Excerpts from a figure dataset

====================

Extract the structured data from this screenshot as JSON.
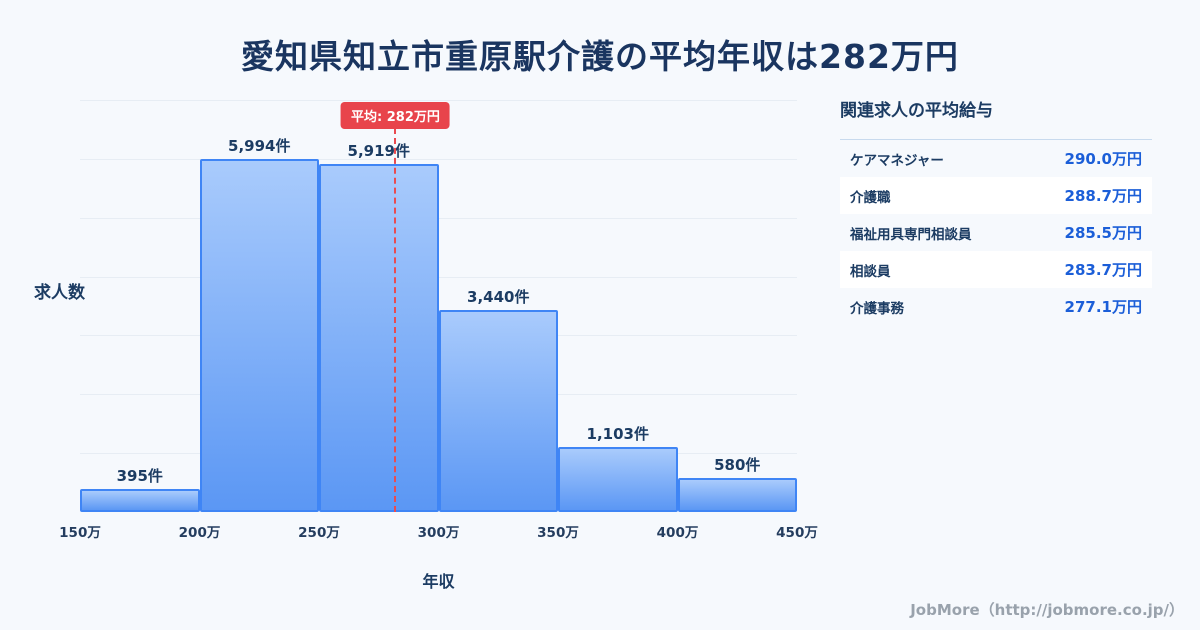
{
  "page": {
    "title": "愛知県知立市重原駅介護の平均年収は282万円",
    "footer": "JobMore（http://jobmore.co.jp/）"
  },
  "chart_data": {
    "type": "bar",
    "title": "愛知県知立市重原駅介護の平均年収は282万円",
    "xlabel": "年収",
    "ylabel": "求人数",
    "bin_edges": [
      150,
      200,
      250,
      300,
      350,
      400,
      450
    ],
    "x_tick_labels": [
      "150万",
      "200万",
      "250万",
      "300万",
      "350万",
      "400万",
      "450万"
    ],
    "categories": [
      "150万-200万",
      "200万-250万",
      "250万-300万",
      "300万-350万",
      "350万-400万",
      "400万-450万"
    ],
    "values": [
      395,
      5994,
      5919,
      3440,
      1103,
      580
    ],
    "bar_labels": [
      "395件",
      "5,994件",
      "5,919件",
      "3,440件",
      "1,103件",
      "580件"
    ],
    "x_range": [
      150,
      450
    ],
    "ylim": [
      0,
      7000
    ],
    "grid_step": 1000,
    "average": {
      "value": 282,
      "label": "平均: 282万円"
    },
    "colors": {
      "bar_top": "#a9cbfc",
      "bar_bottom": "#5b97f4",
      "bar_border": "#3f85f5",
      "average_line": "#ea4b50",
      "title_text": "#1a3560",
      "value_text": "#1b5ed8"
    },
    "legend": null,
    "grid": true
  },
  "side_panel": {
    "heading": "関連求人の平均給与",
    "rows": [
      {
        "label": "ケアマネジャー",
        "value": "290.0万円"
      },
      {
        "label": "介護職",
        "value": "288.7万円"
      },
      {
        "label": "福祉用具専門相談員",
        "value": "285.5万円"
      },
      {
        "label": "相談員",
        "value": "283.7万円"
      },
      {
        "label": "介護事務",
        "value": "277.1万円"
      }
    ]
  }
}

====================

▸ **Exercise instructions**: Transcribe each entry precisely as given, leaving the pictures out.

▸ **Correct result**:
Extract the structured data from this screenshot as JSON.
{
  "page": {
    "title": "愛知県知立市重原駅介護の平均年収は282万円",
    "footer": "JobMore（http://jobmore.co.jp/）"
  },
  "chart_data": {
    "type": "bar",
    "title": "愛知県知立市重原駅介護の平均年収は282万円",
    "xlabel": "年収",
    "ylabel": "求人数",
    "bin_edges": [
      150,
      200,
      250,
      300,
      350,
      400,
      450
    ],
    "x_tick_labels": [
      "150万",
      "200万",
      "250万",
      "300万",
      "350万",
      "400万",
      "450万"
    ],
    "categories": [
      "150万-200万",
      "200万-250万",
      "250万-300万",
      "300万-350万",
      "350万-400万",
      "400万-450万"
    ],
    "values": [
      395,
      5994,
      5919,
      3440,
      1103,
      580
    ],
    "bar_labels": [
      "395件",
      "5,994件",
      "5,919件",
      "3,440件",
      "1,103件",
      "580件"
    ],
    "x_range": [
      150,
      450
    ],
    "ylim": [
      0,
      7000
    ],
    "grid_step": 1000,
    "average": {
      "value": 282,
      "label": "平均: 282万円"
    },
    "colors": {
      "bar_top": "#a9cbfc",
      "bar_bottom": "#5b97f4",
      "bar_border": "#3f85f5",
      "average_line": "#ea4b50",
      "title_text": "#1a3560",
      "value_text": "#1b5ed8"
    },
    "legend": null,
    "grid": true
  },
  "side_panel": {
    "heading": "関連求人の平均給与",
    "rows": [
      {
        "label": "ケアマネジャー",
        "value": "290.0万円"
      },
      {
        "label": "介護職",
        "value": "288.7万円"
      },
      {
        "label": "福祉用具専門相談員",
        "value": "285.5万円"
      },
      {
        "label": "相談員",
        "value": "283.7万円"
      },
      {
        "label": "介護事務",
        "value": "277.1万円"
      }
    ]
  }
}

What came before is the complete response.